_THE EXERCISE:_ Count how many lines in the material below hold the word "Dane"; the reply is that number alone.

Stored data
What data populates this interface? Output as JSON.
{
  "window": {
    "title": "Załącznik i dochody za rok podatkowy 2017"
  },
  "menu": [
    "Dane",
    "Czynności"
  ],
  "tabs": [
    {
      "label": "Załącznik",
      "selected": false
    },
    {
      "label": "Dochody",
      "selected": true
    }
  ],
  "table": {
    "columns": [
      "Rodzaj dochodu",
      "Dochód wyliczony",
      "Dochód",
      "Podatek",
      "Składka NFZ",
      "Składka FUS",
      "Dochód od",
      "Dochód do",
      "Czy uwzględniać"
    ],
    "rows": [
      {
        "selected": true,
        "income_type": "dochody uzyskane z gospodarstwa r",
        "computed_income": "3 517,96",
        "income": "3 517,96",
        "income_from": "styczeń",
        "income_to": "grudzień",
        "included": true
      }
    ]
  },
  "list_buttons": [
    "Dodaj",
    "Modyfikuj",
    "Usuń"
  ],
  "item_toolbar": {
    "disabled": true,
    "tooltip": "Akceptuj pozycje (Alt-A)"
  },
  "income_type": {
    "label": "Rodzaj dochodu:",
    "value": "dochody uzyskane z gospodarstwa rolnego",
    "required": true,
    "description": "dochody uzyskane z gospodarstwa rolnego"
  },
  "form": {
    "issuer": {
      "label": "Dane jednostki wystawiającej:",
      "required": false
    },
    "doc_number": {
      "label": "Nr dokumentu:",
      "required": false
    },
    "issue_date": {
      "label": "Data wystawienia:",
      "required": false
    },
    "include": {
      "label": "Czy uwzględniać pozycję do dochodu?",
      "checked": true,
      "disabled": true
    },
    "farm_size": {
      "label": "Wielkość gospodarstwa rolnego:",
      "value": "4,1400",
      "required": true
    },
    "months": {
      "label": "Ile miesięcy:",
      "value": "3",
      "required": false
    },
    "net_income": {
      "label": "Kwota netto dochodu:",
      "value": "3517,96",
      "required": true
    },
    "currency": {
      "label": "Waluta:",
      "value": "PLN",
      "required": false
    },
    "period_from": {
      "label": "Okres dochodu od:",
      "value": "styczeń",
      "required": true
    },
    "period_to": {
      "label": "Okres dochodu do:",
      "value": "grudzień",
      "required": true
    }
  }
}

_RESPONSE FOR THIS EXERCISE:_ 2